* Begin *
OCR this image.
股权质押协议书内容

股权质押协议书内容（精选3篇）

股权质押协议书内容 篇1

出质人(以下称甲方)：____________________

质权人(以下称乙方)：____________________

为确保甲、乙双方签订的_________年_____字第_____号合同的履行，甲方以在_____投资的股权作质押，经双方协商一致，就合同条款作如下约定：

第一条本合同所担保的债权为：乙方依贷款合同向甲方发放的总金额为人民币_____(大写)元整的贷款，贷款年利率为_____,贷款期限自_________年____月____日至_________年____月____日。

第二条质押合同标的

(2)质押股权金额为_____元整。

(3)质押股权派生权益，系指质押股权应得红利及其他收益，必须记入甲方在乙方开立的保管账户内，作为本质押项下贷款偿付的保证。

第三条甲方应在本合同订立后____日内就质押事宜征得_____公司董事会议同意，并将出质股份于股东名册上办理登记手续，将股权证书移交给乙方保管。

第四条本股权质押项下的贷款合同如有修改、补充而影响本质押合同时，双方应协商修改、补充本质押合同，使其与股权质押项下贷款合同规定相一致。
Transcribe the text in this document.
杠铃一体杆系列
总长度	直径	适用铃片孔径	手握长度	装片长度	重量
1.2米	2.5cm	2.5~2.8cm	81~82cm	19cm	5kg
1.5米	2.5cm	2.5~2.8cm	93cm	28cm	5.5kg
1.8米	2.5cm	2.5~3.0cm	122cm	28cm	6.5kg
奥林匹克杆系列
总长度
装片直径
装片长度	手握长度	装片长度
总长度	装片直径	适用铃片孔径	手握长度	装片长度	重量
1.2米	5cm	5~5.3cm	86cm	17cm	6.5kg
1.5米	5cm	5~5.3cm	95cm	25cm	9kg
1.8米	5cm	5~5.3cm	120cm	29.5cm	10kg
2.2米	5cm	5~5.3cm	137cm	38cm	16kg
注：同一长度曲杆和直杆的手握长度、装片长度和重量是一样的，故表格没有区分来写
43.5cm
* End *
• **AIM**
Transcribe the records above exactly as they appear.

• **SOLUTION FOR THIS EXERCISE**
OCR this image.
股权质押协议书内容

股权质押协议书内容（精选3篇）

股权质押协议书内容 篇1

出质人(以下称甲方)：____________________

质权人(以下称乙方)：____________________

为确保甲、乙双方签订的_________年_____字第_____号合同的履行，甲方以在_____投资的股权作质押，经双方协商一致，就合同条款作如下约定：

第一条本合同所担保的债权为：乙方依贷款合同向甲方发放的总金额为人民币_____(大写)元整的贷款，贷款年利率为_____,贷款期限自_________年____月____日至_________年____月____日。

第二条质押合同标的

(2)质押股权金额为_____元整。

(3)质押股权派生权益，系指质押股权应得红利及其他收益，必须记入甲方在乙方开立的保管账户内，作为本质押项下贷款偿付的保证。

第三条甲方应在本合同订立后____日内就质押事宜征得_____公司董事会议同意，并将出质股份于股东名册上办理登记手续，将股权证书移交给乙方保管。

第四条本股权质押项下的贷款合同如有修改、补充而影响本质押合同时，双方应协商修改、补充本质押合同，使其与股权质押项下贷款合同规定相一致。
Transcribe the text in this document.
杠铃一体杆系列
总长度	直径	适用铃片孔径	手握长度	装片长度	重量
1.2米	2.5cm	2.5~2.8cm	81~82cm	19cm	5kg
1.5米	2.5cm	2.5~2.8cm	93cm	28cm	5.5kg
1.8米	2.5cm	2.5~3.0cm	122cm	28cm	6.5kg
奥林匹克杆系列
总长度
装片直径
装片长度	手握长度	装片长度
总长度	装片直径	适用铃片孔径	手握长度	装片长度	重量
1.2米	5cm	5~5.3cm	86cm	17cm	6.5kg
1.5米	5cm	5~5.3cm	95cm	25cm	9kg
1.8米	5cm	5~5.3cm	120cm	29.5cm	10kg
2.2米	5cm	5~5.3cm	137cm	38cm	16kg
注：同一长度曲杆和直杆的手握长度、装片长度和重量是一样的，故表格没有区分来写
43.5cm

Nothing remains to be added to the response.